• **WHAT THE EXERCISE ASKS**
Go through the listing below and gather every line with the word "ylabel".

:: EXTRACTED ENTRIES

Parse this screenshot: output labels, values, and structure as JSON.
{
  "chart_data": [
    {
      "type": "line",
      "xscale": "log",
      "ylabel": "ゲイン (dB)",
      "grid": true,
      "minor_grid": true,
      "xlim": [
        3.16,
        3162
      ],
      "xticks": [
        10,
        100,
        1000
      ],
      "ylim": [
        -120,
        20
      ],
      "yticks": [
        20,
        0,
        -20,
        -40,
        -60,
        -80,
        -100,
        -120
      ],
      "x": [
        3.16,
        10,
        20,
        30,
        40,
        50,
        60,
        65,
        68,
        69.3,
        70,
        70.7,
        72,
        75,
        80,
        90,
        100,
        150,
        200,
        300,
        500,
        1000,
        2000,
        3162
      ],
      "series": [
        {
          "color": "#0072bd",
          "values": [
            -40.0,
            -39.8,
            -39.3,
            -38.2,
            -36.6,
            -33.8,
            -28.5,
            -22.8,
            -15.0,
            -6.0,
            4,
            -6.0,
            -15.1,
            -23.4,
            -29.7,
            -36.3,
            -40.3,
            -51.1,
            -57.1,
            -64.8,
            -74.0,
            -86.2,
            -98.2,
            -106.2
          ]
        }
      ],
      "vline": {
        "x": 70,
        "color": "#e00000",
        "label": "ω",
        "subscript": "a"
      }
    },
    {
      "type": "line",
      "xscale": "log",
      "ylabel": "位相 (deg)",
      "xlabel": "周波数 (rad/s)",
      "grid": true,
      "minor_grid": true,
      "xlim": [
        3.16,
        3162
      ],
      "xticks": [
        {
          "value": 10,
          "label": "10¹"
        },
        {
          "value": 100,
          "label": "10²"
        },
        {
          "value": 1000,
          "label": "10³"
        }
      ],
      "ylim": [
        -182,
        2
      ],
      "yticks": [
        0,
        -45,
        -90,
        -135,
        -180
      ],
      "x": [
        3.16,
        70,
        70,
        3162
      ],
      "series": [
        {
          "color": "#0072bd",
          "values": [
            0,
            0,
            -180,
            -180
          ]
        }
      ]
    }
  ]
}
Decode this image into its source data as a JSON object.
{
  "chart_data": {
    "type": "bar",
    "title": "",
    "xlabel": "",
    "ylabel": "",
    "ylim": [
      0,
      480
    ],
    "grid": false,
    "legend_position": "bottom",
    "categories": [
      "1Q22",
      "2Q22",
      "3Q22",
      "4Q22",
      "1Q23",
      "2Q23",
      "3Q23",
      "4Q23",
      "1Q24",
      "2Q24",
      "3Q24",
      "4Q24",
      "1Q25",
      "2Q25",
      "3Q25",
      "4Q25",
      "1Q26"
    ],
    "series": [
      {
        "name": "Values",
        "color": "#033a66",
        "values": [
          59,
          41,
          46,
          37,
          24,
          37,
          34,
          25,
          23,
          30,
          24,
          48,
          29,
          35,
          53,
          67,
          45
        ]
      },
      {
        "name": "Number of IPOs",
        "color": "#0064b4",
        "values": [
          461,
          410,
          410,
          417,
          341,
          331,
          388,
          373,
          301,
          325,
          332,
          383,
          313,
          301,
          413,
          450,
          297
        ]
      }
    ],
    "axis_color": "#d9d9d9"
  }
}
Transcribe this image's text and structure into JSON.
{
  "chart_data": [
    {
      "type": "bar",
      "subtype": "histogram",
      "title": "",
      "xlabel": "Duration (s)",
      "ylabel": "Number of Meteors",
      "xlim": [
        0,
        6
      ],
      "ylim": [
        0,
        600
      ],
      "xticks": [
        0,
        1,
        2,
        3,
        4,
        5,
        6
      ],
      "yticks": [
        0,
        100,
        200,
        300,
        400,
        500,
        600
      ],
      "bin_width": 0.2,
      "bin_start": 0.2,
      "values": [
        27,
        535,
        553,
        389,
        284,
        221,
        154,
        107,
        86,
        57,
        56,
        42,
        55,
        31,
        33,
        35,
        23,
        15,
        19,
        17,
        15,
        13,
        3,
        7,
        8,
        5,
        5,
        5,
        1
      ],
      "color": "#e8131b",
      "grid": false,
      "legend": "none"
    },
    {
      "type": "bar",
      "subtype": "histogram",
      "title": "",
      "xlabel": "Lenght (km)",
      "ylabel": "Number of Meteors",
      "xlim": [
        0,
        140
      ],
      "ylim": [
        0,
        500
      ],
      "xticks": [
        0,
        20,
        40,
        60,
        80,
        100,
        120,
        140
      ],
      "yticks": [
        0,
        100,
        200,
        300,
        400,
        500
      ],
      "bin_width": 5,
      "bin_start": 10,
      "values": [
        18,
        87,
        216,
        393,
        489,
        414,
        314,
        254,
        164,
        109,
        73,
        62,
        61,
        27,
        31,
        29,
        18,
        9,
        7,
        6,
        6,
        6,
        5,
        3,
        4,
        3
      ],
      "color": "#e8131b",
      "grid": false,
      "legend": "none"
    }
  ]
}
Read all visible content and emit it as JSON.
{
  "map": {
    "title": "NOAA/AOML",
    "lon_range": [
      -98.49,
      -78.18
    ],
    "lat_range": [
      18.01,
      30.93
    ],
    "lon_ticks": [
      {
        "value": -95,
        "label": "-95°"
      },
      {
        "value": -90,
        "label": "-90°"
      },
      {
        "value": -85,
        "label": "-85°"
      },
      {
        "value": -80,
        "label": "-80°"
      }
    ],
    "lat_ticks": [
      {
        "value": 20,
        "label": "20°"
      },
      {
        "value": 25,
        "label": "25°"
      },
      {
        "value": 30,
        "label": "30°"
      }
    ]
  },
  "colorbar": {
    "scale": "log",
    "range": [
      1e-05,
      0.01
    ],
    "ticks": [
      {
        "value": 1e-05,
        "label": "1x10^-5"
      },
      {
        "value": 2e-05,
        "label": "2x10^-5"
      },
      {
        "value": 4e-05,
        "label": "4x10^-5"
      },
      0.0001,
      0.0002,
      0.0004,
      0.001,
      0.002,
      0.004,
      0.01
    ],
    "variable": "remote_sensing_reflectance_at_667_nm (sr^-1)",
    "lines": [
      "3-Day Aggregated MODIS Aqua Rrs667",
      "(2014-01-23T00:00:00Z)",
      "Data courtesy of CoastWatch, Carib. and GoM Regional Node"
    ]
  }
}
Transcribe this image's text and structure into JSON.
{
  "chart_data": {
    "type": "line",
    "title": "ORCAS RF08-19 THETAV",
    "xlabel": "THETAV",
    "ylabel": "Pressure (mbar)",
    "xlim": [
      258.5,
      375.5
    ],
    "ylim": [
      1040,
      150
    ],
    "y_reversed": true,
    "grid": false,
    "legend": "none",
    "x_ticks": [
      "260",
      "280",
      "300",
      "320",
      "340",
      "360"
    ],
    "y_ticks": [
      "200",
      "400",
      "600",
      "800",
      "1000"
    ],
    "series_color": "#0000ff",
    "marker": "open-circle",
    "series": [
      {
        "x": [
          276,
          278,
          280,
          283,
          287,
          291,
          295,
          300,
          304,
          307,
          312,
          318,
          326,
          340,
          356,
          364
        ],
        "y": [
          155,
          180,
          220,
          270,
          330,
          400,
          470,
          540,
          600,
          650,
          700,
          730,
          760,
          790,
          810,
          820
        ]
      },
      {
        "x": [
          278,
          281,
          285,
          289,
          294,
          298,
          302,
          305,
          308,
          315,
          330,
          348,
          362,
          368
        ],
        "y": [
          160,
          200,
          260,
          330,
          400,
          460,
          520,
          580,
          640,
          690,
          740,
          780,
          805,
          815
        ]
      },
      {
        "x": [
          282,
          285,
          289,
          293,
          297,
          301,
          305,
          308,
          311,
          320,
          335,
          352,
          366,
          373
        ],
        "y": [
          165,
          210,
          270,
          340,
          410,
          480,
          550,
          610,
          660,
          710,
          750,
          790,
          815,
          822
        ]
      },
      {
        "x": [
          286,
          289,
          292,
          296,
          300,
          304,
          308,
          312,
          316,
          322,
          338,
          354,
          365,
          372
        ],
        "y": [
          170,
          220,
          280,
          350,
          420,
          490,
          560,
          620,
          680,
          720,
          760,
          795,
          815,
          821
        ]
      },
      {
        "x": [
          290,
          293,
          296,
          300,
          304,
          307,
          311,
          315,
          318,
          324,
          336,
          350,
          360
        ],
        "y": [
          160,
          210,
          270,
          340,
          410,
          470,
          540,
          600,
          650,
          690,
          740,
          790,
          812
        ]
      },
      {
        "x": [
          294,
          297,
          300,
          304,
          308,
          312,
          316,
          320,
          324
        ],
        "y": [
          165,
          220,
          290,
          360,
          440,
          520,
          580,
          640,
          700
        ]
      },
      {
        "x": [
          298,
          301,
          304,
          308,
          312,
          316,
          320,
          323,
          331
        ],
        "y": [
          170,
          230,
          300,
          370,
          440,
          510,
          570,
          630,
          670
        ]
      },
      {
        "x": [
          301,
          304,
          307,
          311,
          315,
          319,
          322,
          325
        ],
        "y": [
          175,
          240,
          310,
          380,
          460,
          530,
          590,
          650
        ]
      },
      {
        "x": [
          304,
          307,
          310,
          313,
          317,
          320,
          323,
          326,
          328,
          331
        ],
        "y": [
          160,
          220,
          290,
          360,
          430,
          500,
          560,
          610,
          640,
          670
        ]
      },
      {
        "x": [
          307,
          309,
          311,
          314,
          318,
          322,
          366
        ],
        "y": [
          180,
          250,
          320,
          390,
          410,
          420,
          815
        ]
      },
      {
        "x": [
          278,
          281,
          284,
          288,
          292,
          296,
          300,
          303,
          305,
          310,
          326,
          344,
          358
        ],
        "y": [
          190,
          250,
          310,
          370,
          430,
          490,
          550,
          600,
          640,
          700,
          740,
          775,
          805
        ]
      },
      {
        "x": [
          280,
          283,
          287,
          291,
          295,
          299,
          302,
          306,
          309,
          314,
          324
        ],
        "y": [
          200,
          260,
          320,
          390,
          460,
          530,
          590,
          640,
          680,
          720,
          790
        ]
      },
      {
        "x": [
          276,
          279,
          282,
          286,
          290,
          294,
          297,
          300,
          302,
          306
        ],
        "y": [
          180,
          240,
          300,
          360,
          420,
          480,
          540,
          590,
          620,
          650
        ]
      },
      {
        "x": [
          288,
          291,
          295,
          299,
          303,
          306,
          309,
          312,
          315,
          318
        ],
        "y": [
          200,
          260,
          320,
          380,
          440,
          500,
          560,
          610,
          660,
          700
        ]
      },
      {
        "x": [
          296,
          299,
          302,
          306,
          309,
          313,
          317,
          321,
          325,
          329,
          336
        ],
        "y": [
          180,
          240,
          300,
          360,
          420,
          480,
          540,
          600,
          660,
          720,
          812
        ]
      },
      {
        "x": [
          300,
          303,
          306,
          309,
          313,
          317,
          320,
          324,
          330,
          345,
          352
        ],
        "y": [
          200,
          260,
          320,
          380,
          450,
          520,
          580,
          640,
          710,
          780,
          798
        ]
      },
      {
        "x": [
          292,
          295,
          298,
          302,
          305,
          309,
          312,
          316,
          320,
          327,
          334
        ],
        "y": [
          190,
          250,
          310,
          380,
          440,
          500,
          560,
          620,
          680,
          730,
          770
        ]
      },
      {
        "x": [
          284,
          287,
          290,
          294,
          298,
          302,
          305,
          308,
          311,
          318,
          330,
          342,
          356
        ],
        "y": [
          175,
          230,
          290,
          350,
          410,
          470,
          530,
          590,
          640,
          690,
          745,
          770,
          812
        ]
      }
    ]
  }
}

::::

• **WRITTEN ANSWER**
      "ylabel": "ゲイン (dB)",
      "ylabel": "位相 (deg)",
    "ylabel": "",
      "ylabel": "Number of Meteors",
      "ylabel": "Number of Meteors",
    "ylabel": "Pressure (mbar)",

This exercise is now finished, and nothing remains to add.